## WRITTEN INSTRUCTION
Rewrite every line of the entries below as a JSON list of strings, with one string per line. Leave out blank lines and the pictures.
# # # # # # #
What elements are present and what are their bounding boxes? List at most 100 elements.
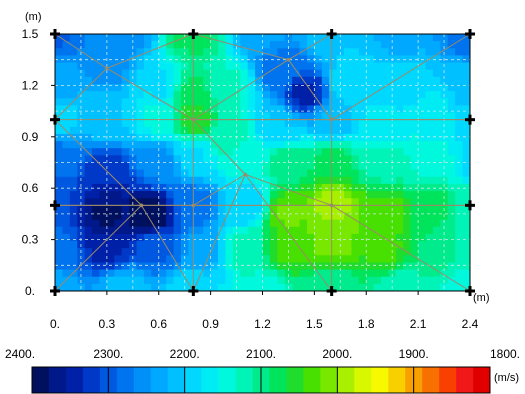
- heat-cell: [114, 119, 123, 128]
- heat-cell: [455, 283, 464, 291]
- mesh-edge: [193, 33, 289, 61]
- heat-cell: [447, 83, 456, 92]
- heat-cell: [151, 62, 160, 71]
- heat-cell: [173, 241, 182, 249]
- heat-cell: [329, 269, 338, 278]
- heat-cell: [277, 55, 286, 64]
- heat-cell: [114, 155, 123, 164]
- heat-cell: [358, 255, 367, 264]
- heat-cell: [344, 69, 353, 78]
- heat-cell: [358, 105, 367, 114]
- heat-cell: [440, 148, 449, 156]
- heat-cell: [121, 141, 130, 149]
- heat-cell: [462, 119, 470, 128]
- heat-cell: [143, 191, 152, 199]
- heat-cell: [306, 212, 315, 221]
- heat-cell: [225, 283, 234, 291]
- heat-cell: [225, 162, 234, 171]
- heat-cell: [373, 219, 382, 228]
- heat-cell: [351, 98, 360, 106]
- heat-cell: [418, 241, 427, 249]
- heat-cell: [121, 91, 130, 99]
- heat-cell: [440, 155, 449, 164]
- heat-cell: [92, 69, 101, 78]
- heat-cell: [373, 155, 382, 164]
- heat-cell: [336, 83, 345, 92]
- heat-cell: [447, 91, 456, 99]
- heat-cell: [292, 176, 301, 185]
- heat-cell: [329, 248, 338, 256]
- heat-cell: [210, 276, 219, 285]
- heat-cell: [440, 112, 449, 121]
- mesh-node: [139, 203, 144, 208]
- heat-cell: [55, 55, 64, 64]
- heat-cell: [432, 148, 441, 156]
- heat-cell: [403, 141, 412, 149]
- heat-cell: [210, 105, 219, 114]
- colorbar-swatch: [167, 367, 185, 393]
- heat-cell: [69, 155, 78, 164]
- heat-cell: [232, 41, 241, 49]
- heat-cell: [158, 133, 167, 142]
- heat-cell: [373, 48, 382, 57]
- heat-cell: [62, 98, 71, 106]
- heat-cell: [292, 269, 301, 278]
- heat-cell: [277, 262, 286, 271]
- heat-cell: [99, 55, 108, 64]
- heat-cell: [77, 155, 86, 164]
- heat-cell: [151, 162, 160, 171]
- heat-cell: [418, 98, 427, 106]
- heat-cell: [121, 226, 130, 235]
- heat-cell: [432, 41, 441, 49]
- heat-cell: [410, 112, 419, 121]
- heat-cell: [351, 62, 360, 71]
- heat-cell: [462, 276, 470, 285]
- heat-cell: [321, 55, 330, 64]
- heat-cell: [381, 183, 390, 192]
- colorbar-tick-label: 2100.: [246, 347, 276, 361]
- heat-cell: [447, 241, 456, 249]
- colorbar-swatch: [286, 367, 304, 393]
- heat-cell: [218, 212, 227, 221]
- heat-cell: [55, 41, 64, 49]
- heat-cell: [462, 248, 470, 256]
- heat-cell: [69, 283, 78, 291]
- heat-cell: [344, 233, 353, 242]
- heat-cell: [277, 48, 286, 57]
- heat-cell: [447, 248, 456, 256]
- heat-cell: [381, 162, 390, 171]
- heat-cell: [121, 219, 130, 228]
- heat-cell: [151, 176, 160, 185]
- heat-cell: [240, 219, 249, 228]
- heat-cell: [462, 269, 470, 278]
- mesh-edge: [54, 204, 142, 292]
- heat-cell: [321, 62, 330, 71]
- heat-cell: [344, 119, 353, 128]
- heat-cell: [218, 155, 227, 164]
- heat-cell: [62, 155, 71, 164]
- heat-cell: [255, 255, 264, 264]
- heat-cell: [277, 198, 286, 206]
- heat-cell: [344, 62, 353, 71]
- heat-cell: [284, 191, 293, 199]
- heat-cell: [121, 148, 130, 156]
- heat-cell: [321, 241, 330, 249]
- heat-cell: [336, 69, 345, 78]
- heat-cell: [388, 69, 397, 78]
- heat-cell: [395, 233, 404, 242]
- heat-cell: [225, 48, 234, 57]
- heat-cell: [218, 148, 227, 156]
- heat-cell: [277, 34, 286, 42]
- heat-cell: [455, 148, 464, 156]
- heat-cell: [269, 248, 278, 256]
- heat-cell: [321, 98, 330, 106]
- heat-cell: [255, 248, 264, 256]
- heat-cell: [62, 219, 71, 228]
- heat-cell: [114, 55, 123, 64]
- heat-cell: [344, 183, 353, 192]
- heat-cell: [188, 148, 197, 156]
- heat-cell: [432, 76, 441, 85]
- heat-cell: [440, 262, 449, 271]
- heat-cell: [403, 98, 412, 106]
- heat-cell: [277, 169, 286, 178]
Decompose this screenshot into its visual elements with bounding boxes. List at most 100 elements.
# # # # # # #
## ANSWER FOR THIS EXERCISE
[
  "What elements are present and what are their bounding boxes? List at most 100 elements.",
  "- heat-cell: [114, 119, 123, 128]",
  "- heat-cell: [455, 283, 464, 291]",
  "- mesh-edge: [193, 33, 289, 61]",
  "- heat-cell: [447, 83, 456, 92]",
  "- heat-cell: [151, 62, 160, 71]",
  "- heat-cell: [173, 241, 182, 249]",
  "- heat-cell: [329, 269, 338, 278]",
  "- heat-cell: [277, 55, 286, 64]",
  "- heat-cell: [114, 155, 123, 164]",
  "- heat-cell: [358, 255, 367, 264]",
  "- heat-cell: [344, 69, 353, 78]",
  "- heat-cell: [358, 105, 367, 114]",
  "- heat-cell: [440, 148, 449, 156]",
  "- heat-cell: [121, 141, 130, 149]",
  "- heat-cell: [462, 119, 470, 128]",
  "- heat-cell: [143, 191, 152, 199]",
  "- heat-cell: [306, 212, 315, 221]",
  "- heat-cell: [225, 283, 234, 291]",
  "- heat-cell: [225, 162, 234, 171]",
  "- heat-cell: [373, 219, 382, 228]",
  "- heat-cell: [351, 98, 360, 106]",
  "- heat-cell: [418, 241, 427, 249]",
  "- heat-cell: [121, 91, 130, 99]",
  "- heat-cell: [440, 155, 449, 164]",
  "- heat-cell: [92, 69, 101, 78]",
  "- heat-cell: [373, 155, 382, 164]",
  "- heat-cell: [336, 83, 345, 92]",
  "- heat-cell: [447, 91, 456, 99]",
  "- heat-cell: [292, 176, 301, 185]",
  "- heat-cell: [329, 248, 338, 256]",
  "- heat-cell: [210, 276, 219, 285]",
  "- heat-cell: [440, 112, 449, 121]",
  "- mesh-node: [139, 203, 144, 208]",
  "- heat-cell: [55, 55, 64, 64]",
  "- heat-cell: [432, 148, 441, 156]",
  "- heat-cell: [403, 141, 412, 149]",
  "- heat-cell: [210, 105, 219, 114]",
  "- colorbar-swatch: [167, 367, 185, 393]",
  "- heat-cell: [69, 155, 78, 164]",
  "- heat-cell: [232, 41, 241, 49]",
  "- heat-cell: [158, 133, 167, 142]",
  "- heat-cell: [373, 48, 382, 57]",
  "- heat-cell: [62, 98, 71, 106]",
  "- heat-cell: [292, 269, 301, 278]",
  "- heat-cell: [277, 262, 286, 271]",
  "- heat-cell: [99, 55, 108, 64]",
  "- heat-cell: [77, 155, 86, 164]",
  "- heat-cell: [151, 162, 160, 171]",
  "- heat-cell: [418, 98, 427, 106]",
  "- heat-cell: [121, 226, 130, 235]",
  "- heat-cell: [432, 41, 441, 49]",
  "- heat-cell: [410, 112, 419, 121]",
  "- heat-cell: [351, 62, 360, 71]",
  "- heat-cell: [462, 276, 470, 285]",
  "- heat-cell: [321, 55, 330, 64]",
  "- heat-cell: [381, 183, 390, 192]",
  "- colorbar-tick-label: 2100.: [246, 347, 276, 361]",
  "- heat-cell: [447, 241, 456, 249]",
  "- colorbar-swatch: [286, 367, 304, 393]",
  "- heat-cell: [218, 212, 227, 221]",
  "- heat-cell: [55, 41, 64, 49]",
  "- heat-cell: [462, 248, 470, 256]",
  "- heat-cell: [69, 283, 78, 291]",
  "- heat-cell: [344, 233, 353, 242]",
  "- heat-cell: [277, 48, 286, 57]",
  "- heat-cell: [447, 248, 456, 256]",
  "- heat-cell: [381, 162, 390, 171]",
  "- heat-cell: [121, 219, 130, 228]",
  "- heat-cell: [151, 176, 160, 185]",
  "- heat-cell: [240, 219, 249, 228]",
  "- heat-cell: [462, 269, 470, 278]",
  "- mesh-edge: [54, 204, 142, 292]",
  "- heat-cell: [321, 62, 330, 71]",
  "- heat-cell: [344, 119, 353, 128]",
  "- heat-cell: [218, 155, 227, 164]",
  "- heat-cell: [62, 155, 71, 164]",
  "- heat-cell: [255, 255, 264, 264]",
  "- heat-cell: [277, 198, 286, 206]",
  "- heat-cell: [344, 62, 353, 71]",
  "- heat-cell: [284, 191, 293, 199]",
  "- heat-cell: [121, 148, 130, 156]",
  "- heat-cell: [321, 241, 330, 249]",
  "- heat-cell: [336, 69, 345, 78]",
  "- heat-cell: [388, 69, 397, 78]",
  "- heat-cell: [395, 233, 404, 242]",
  "- heat-cell: [225, 48, 234, 57]",
  "- heat-cell: [218, 148, 227, 156]",
  "- heat-cell: [277, 34, 286, 42]",
  "- heat-cell: [455, 148, 464, 156]",
  "- heat-cell: [269, 248, 278, 256]",
  "- heat-cell: [321, 98, 330, 106]",
  "- heat-cell: [255, 248, 264, 256]",
  "- heat-cell: [62, 219, 71, 228]",
  "- heat-cell: [114, 55, 123, 64]",
  "- heat-cell: [344, 183, 353, 192]",
  "- heat-cell: [188, 148, 197, 156]",
  "- heat-cell: [432, 76, 441, 85]",
  "- heat-cell: [440, 262, 449, 271]",
  "- heat-cell: [403, 98, 412, 106]",
  "- heat-cell: [277, 169, 286, 178]",
  "Decompose this screenshot into its visual elements with bounding boxes. List at most 100 elements."
]